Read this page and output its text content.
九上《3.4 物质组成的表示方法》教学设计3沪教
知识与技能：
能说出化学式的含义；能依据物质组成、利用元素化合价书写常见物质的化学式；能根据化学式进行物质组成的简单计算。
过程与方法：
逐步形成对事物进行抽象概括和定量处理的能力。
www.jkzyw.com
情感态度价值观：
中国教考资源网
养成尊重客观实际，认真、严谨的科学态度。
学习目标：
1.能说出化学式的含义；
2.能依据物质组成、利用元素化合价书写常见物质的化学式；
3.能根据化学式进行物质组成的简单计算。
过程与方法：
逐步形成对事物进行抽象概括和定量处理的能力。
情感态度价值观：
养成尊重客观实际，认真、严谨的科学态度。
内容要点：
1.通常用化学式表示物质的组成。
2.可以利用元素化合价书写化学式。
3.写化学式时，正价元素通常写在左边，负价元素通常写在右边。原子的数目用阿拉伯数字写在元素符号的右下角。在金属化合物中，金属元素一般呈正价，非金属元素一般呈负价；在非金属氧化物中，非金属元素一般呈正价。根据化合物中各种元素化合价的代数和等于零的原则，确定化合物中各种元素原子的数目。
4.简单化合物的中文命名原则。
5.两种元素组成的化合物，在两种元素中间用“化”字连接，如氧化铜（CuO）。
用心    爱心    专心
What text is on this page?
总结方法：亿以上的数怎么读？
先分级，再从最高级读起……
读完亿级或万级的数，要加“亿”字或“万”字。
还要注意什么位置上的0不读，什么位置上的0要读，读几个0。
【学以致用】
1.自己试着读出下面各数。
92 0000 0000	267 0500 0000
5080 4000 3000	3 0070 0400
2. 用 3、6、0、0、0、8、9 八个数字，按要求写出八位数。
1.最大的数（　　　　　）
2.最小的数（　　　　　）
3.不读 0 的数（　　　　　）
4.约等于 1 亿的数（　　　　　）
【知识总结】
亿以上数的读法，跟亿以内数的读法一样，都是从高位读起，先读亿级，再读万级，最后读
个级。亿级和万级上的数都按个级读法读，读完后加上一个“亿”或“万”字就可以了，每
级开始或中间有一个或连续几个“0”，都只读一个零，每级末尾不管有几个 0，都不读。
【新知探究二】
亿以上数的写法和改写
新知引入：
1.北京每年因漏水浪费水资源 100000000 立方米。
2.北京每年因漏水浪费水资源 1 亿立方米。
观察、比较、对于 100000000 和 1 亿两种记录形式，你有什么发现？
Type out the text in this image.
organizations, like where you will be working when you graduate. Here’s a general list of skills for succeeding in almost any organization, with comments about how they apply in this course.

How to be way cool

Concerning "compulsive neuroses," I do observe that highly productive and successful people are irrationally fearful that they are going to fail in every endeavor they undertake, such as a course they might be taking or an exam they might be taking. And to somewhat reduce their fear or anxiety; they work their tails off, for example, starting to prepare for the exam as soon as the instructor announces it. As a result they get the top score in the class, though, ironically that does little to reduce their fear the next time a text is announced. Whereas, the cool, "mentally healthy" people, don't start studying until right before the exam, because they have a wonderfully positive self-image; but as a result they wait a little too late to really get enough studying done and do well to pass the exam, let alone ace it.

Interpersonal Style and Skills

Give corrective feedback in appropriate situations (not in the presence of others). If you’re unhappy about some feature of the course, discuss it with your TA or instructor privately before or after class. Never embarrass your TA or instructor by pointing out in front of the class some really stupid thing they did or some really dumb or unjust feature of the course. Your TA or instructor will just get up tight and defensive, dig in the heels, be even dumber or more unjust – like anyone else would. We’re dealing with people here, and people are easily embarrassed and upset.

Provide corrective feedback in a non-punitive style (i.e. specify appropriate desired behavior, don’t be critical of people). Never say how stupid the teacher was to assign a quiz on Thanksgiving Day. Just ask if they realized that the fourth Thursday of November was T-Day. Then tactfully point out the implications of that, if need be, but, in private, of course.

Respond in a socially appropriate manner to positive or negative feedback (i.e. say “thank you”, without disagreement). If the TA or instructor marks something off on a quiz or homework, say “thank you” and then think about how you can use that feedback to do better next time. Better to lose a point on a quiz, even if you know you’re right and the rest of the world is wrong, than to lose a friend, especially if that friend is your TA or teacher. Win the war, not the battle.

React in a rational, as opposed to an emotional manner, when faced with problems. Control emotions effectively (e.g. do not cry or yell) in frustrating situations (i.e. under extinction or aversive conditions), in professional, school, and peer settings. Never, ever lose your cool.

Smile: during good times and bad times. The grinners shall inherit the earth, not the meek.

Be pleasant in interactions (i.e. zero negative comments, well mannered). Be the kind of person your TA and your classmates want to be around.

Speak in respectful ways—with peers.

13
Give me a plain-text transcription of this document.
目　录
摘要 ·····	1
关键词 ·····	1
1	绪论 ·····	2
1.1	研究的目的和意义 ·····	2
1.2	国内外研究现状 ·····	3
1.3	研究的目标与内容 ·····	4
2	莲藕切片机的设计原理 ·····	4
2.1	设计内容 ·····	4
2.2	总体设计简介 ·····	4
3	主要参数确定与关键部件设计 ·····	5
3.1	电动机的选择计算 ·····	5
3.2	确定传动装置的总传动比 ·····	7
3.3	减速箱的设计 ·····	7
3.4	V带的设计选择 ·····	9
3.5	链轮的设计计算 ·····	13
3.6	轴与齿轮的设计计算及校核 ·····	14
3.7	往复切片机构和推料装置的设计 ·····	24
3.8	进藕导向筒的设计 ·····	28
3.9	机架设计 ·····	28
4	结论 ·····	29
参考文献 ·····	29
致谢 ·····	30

Task brief
Copy the material above, line for line.

Reply to the exercise
Read this page and output its text content.
九上《3.4 物质组成的表示方法》教学设计3沪教
知识与技能：
能说出化学式的含义；能依据物质组成、利用元素化合价书写常见物质的化学式；能根据化学式进行物质组成的简单计算。
过程与方法：
逐步形成对事物进行抽象概括和定量处理的能力。
www.jkzyw.com
情感态度价值观：
中国教考资源网
养成尊重客观实际，认真、严谨的科学态度。
学习目标：
1.能说出化学式的含义；
2.能依据物质组成、利用元素化合价书写常见物质的化学式；
3.能根据化学式进行物质组成的简单计算。
过程与方法：
逐步形成对事物进行抽象概括和定量处理的能力。
情感态度价值观：
养成尊重客观实际，认真、严谨的科学态度。
内容要点：
1.通常用化学式表示物质的组成。
2.可以利用元素化合价书写化学式。
3.写化学式时，正价元素通常写在左边，负价元素通常写在右边。原子的数目用阿拉伯数字写在元素符号的右下角。在金属化合物中，金属元素一般呈正价，非金属元素一般呈负价；在非金属氧化物中，非金属元素一般呈正价。根据化合物中各种元素化合价的代数和等于零的原则，确定化合物中各种元素原子的数目。
4.简单化合物的中文命名原则。
5.两种元素组成的化合物，在两种元素中间用“化”字连接，如氧化铜（CuO）。
用心    爱心    专心
What text is on this page?
总结方法：亿以上的数怎么读？
先分级，再从最高级读起……
读完亿级或万级的数，要加“亿”字或“万”字。
还要注意什么位置上的0不读，什么位置上的0要读，读几个0。
【学以致用】
1.自己试着读出下面各数。
92 0000 0000	267 0500 0000
5080 4000 3000	3 0070 0400
2. 用 3、6、0、0、0、8、9 八个数字，按要求写出八位数。
1.最大的数（　　　　　）
2.最小的数（　　　　　）
3.不读 0 的数（　　　　　）
4.约等于 1 亿的数（　　　　　）
【知识总结】
亿以上数的读法，跟亿以内数的读法一样，都是从高位读起，先读亿级，再读万级，最后读
个级。亿级和万级上的数都按个级读法读，读完后加上一个“亿”或“万”字就可以了，每
级开始或中间有一个或连续几个“0”，都只读一个零，每级末尾不管有几个 0，都不读。
【新知探究二】
亿以上数的写法和改写
新知引入：
1.北京每年因漏水浪费水资源 100000000 立方米。
2.北京每年因漏水浪费水资源 1 亿立方米。
观察、比较、对于 100000000 和 1 亿两种记录形式，你有什么发现？
Type out the text in this image.
organizations, like where you will be working when you graduate. Here’s a general list of skills for succeeding in almost any organization, with comments about how they apply in this course.

How to be way cool

Concerning "compulsive neuroses," I do observe that highly productive and successful people are irrationally fearful that they are going to fail in every endeavor they undertake, such as a course they might be taking or an exam they might be taking. And to somewhat reduce their fear or anxiety; they work their tails off, for example, starting to prepare for the exam as soon as the instructor announces it. As a result they get the top score in the class, though, ironically that does little to reduce their fear the next time a text is announced. Whereas, the cool, "mentally healthy" people, don't start studying until right before the exam, because they have a wonderfully positive self-image; but as a result they wait a little too late to really get enough studying done and do well to pass the exam, let alone ace it.

Interpersonal Style and Skills

Give corrective feedback in appropriate situations (not in the presence of others). If you’re unhappy about some feature of the course, discuss it with your TA or instructor privately before or after class. Never embarrass your TA or instructor by pointing out in front of the class some really stupid thing they did or some really dumb or unjust feature of the course. Your TA or instructor will just get up tight and defensive, dig in the heels, be even dumber or more unjust – like anyone else would. We’re dealing with people here, and people are easily embarrassed and upset.

Provide corrective feedback in a non-punitive style (i.e. specify appropriate desired behavior, don’t be critical of people). Never say how stupid the teacher was to assign a quiz on Thanksgiving Day. Just ask if they realized that the fourth Thursday of November was T-Day. Then tactfully point out the implications of that, if need be, but, in private, of course.

Respond in a socially appropriate manner to positive or negative feedback (i.e. say “thank you”, without disagreement). If the TA or instructor marks something off on a quiz or homework, say “thank you” and then think about how you can use that feedback to do better next time. Better to lose a point on a quiz, even if you know you’re right and the rest of the world is wrong, than to lose a friend, especially if that friend is your TA or teacher. Win the war, not the battle.

React in a rational, as opposed to an emotional manner, when faced with problems. Control emotions effectively (e.g. do not cry or yell) in frustrating situations (i.e. under extinction or aversive conditions), in professional, school, and peer settings. Never, ever lose your cool.

Smile: during good times and bad times. The grinners shall inherit the earth, not the meek.

Be pleasant in interactions (i.e. zero negative comments, well mannered). Be the kind of person your TA and your classmates want to be around.

Speak in respectful ways—with peers.

13
Give me a plain-text transcription of this document.
目　录
摘要 ·····	1
关键词 ·····	1
1	绪论 ·····	2
1.1	研究的目的和意义 ·····	2
1.2	国内外研究现状 ·····	3
1.3	研究的目标与内容 ·····	4
2	莲藕切片机的设计原理 ·····	4
2.1	设计内容 ·····	4
2.2	总体设计简介 ·····	4
3	主要参数确定与关键部件设计 ·····	5
3.1	电动机的选择计算 ·····	5
3.2	确定传动装置的总传动比 ·····	7
3.3	减速箱的设计 ·····	7
3.4	V带的设计选择 ·····	9
3.5	链轮的设计计算 ·····	13
3.6	轴与齿轮的设计计算及校核 ·····	14
3.7	往复切片机构和推料装置的设计 ·····	24
3.8	进藕导向筒的设计 ·····	28
3.9	机架设计 ·····	28
4	结论 ·····	29
参考文献 ·····	29
致谢 ·····	30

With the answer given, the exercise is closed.